_Work to complete_:
Copy each line that contains the string "from".

========

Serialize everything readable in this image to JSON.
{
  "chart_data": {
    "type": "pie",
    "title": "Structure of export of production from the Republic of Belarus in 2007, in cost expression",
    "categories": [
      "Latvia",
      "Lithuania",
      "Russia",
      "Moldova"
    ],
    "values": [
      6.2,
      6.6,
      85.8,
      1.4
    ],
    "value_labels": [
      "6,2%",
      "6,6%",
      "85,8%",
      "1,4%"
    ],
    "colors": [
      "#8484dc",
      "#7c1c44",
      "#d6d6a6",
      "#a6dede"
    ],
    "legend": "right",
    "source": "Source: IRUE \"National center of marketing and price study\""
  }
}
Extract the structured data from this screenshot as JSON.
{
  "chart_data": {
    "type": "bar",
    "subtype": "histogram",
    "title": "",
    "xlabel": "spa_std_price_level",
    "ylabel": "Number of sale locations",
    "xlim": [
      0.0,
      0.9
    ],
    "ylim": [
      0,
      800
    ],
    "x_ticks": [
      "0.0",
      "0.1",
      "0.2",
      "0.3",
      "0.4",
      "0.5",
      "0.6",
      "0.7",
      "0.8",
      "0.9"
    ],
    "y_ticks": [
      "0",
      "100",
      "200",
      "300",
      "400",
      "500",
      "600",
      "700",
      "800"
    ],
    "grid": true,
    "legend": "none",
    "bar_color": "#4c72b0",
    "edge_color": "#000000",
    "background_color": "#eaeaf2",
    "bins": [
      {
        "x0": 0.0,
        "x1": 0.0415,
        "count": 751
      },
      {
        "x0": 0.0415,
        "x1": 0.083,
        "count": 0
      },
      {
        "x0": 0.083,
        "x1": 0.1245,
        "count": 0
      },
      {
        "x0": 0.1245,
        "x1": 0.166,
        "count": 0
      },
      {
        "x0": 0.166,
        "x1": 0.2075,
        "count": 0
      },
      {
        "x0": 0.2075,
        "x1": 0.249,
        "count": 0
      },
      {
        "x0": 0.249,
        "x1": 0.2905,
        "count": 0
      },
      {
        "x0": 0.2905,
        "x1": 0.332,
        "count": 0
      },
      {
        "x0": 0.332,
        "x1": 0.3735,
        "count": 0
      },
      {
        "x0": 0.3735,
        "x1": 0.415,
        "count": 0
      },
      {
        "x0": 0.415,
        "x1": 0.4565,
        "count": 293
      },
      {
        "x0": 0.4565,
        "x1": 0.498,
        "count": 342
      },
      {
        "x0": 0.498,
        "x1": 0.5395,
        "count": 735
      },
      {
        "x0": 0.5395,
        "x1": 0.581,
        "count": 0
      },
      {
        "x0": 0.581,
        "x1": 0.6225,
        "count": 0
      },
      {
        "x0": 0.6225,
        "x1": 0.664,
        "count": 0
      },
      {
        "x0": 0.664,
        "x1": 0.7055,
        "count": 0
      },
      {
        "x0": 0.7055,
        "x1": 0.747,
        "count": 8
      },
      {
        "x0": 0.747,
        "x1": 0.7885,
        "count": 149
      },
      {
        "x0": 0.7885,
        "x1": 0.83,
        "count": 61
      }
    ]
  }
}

========

_Answer for this exercise_:
    "title": "Structure of export of production from the Republic of Belarus in 2007, in cost expression",
Extract the structured data from this screenshot as JSON.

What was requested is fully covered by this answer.